» Written exercise: Show every line in the entries below where the word "left" appears.

» Provided data:
==*==

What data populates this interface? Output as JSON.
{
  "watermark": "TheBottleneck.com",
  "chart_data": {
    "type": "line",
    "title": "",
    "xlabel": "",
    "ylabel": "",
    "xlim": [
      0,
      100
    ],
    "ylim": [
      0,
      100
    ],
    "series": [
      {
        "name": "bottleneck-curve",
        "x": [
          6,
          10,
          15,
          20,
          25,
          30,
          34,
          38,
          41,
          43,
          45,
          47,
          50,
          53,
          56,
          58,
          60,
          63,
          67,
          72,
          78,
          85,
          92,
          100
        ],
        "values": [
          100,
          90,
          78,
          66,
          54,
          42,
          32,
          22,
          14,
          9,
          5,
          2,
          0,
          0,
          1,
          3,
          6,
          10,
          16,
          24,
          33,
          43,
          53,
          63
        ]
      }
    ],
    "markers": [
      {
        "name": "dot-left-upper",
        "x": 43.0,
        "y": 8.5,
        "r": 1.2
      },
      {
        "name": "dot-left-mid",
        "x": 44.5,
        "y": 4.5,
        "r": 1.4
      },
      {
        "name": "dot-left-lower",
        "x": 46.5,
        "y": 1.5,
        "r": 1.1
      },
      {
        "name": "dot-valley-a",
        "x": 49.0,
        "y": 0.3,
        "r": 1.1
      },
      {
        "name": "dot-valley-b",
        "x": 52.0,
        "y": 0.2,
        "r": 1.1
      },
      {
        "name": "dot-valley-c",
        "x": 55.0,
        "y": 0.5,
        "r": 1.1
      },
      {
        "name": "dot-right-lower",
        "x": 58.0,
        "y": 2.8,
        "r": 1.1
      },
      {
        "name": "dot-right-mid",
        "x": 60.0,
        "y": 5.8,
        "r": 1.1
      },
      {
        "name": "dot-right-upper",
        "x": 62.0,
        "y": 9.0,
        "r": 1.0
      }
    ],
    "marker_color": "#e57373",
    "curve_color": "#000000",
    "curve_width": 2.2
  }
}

==*==

» The answer:
        "name": "dot-left-upper",
        "name": "dot-left-mid",
        "name": "dot-left-lower",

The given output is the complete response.